Sobre la tarea
En el texto sobre la mujer y la historia, enumera los países que, según se afirma, no alcanzaron el pleno derecho de sufragio femenino «hasta mucho después». Indica junto a cada uno el año que se menciona.

Texto proporcionado
Y con ello demuestra que ellas participaban en esas asambleas, algo absolutamente
inimaginable durante muchísimos siglos en nuestras modernas y avanzadas asambleas
parlamentarias occidentales.
Porque un sencillo análisis de la historia permite ver que la discriminación de la mujer
ha sido un fenómeno muy extendido a lo largo de los siglos. Eso es algo lamentable,
pero no es justo achacarlo a la Iglesia.
Por poner un ejemplo bien ilustrativo, el acceso general de la mujer al voto en las
elecciones democráticas civiles de nuestras modernas sociedades occidentales comenzó
con Finlandia en 1906, y no llegó a Estados Unidos hasta 1920, a Gran Bretaña hasta
1928, y a España hasta 1931. Otros países de nuestro entorno no alcanzaron el pleno
derecho de sufragio femenino hasta mucho después: Francia en 1944, Italia en 1945,
Bélgica en 1948, Andorra en 1970 y Suiza en 1971. Se ha discriminado mucho a la
mujer en la historia de la democracia, pero la culpa no es de la democracia, sino de la
visión de la mujer que tenía entonces la sociedad.
Para ser justo, hay que integrar ese comentario de San Pablo en la mentalidad imperante
en aquellos tiempos. A nadie de esa época, fuera judío o romano, se le habría pasado por
la cabeza dar a las mujeres tanto protagonismo como tienen en el Nuevo Testamento,
totalmente impensable por aquel entonces (de hecho, fue durante mucho tiempo objeto
de crítica por parte de muchos autores no cristianos). Sería más justo decir, en todo
caso, que las fuertes exigencias de la moral cristiana contribuyeron a amortiguar aquella
lamentable situación.

Datos sin procesar
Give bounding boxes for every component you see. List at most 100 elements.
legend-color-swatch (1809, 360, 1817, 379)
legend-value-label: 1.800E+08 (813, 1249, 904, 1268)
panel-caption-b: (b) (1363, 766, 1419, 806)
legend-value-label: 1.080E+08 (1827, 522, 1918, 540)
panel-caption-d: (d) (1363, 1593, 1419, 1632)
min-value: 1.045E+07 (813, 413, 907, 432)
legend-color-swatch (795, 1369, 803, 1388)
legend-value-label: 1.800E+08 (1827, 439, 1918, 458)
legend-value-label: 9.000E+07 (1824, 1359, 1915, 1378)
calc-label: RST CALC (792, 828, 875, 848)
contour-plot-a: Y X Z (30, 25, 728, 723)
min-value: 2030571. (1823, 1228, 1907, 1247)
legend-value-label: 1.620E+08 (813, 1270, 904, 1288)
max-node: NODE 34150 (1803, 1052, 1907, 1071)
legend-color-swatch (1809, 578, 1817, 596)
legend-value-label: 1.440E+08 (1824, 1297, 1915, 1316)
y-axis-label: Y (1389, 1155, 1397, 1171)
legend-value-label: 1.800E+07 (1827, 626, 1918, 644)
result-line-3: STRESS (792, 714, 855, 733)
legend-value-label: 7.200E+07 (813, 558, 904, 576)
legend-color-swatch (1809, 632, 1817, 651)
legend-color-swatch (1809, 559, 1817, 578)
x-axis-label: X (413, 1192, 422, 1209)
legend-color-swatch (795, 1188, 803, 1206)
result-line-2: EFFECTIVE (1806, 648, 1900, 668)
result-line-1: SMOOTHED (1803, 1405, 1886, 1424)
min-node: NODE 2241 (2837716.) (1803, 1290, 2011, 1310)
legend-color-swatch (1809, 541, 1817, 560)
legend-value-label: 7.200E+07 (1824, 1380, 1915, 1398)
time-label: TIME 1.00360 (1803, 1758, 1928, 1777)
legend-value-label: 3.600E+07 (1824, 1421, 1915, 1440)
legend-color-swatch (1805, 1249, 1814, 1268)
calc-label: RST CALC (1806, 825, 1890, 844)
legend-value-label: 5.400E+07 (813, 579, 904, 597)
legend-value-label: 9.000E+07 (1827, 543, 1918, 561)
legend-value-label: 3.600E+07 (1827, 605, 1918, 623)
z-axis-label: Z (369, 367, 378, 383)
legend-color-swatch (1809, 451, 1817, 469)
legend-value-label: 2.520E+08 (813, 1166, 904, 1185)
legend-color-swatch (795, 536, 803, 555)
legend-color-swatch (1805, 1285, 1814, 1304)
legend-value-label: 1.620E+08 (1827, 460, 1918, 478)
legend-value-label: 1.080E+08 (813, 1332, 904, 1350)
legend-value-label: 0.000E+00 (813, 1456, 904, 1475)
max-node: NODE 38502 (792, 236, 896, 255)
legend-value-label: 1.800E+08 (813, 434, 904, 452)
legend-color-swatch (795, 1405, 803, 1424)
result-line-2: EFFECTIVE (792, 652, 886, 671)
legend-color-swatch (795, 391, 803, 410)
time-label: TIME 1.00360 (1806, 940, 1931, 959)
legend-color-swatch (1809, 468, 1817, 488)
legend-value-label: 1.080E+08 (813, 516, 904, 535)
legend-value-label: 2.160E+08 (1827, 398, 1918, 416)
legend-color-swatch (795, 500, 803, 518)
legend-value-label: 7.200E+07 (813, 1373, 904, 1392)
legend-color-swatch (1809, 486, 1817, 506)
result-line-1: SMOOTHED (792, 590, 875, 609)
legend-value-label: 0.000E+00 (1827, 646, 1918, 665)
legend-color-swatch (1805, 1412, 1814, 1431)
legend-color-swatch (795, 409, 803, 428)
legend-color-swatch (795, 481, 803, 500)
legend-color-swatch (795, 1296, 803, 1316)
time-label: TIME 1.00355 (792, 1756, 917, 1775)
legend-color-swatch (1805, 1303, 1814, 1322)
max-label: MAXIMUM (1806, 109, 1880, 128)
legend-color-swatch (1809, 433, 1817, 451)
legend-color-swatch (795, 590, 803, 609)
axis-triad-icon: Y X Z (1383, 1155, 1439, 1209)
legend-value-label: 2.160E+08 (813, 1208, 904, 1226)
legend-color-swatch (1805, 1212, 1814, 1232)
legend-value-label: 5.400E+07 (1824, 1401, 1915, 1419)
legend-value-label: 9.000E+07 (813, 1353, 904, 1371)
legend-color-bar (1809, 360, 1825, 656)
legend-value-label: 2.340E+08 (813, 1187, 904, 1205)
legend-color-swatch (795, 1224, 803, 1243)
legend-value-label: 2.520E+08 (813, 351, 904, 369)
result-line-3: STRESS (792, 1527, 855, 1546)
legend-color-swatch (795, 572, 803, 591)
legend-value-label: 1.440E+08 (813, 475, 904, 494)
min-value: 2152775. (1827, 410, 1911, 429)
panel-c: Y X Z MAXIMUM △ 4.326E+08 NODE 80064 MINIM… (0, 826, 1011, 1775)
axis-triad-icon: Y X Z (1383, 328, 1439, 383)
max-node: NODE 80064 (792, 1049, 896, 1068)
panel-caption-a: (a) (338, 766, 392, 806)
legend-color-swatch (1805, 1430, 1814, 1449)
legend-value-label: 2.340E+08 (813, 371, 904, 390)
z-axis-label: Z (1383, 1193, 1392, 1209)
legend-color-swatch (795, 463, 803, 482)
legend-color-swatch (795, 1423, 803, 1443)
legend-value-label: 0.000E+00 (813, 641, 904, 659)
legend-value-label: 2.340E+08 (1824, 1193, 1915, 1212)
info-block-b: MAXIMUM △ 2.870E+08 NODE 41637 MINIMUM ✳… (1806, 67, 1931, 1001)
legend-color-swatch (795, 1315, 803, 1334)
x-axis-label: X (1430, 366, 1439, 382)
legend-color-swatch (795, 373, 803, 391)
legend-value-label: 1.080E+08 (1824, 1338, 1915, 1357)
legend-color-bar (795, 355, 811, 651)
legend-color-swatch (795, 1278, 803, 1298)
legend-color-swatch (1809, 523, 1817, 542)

Resultado obtenido
Francia (1944), Italia (1945), Bélgica (1948), Andorra (1970) y Suiza (1971).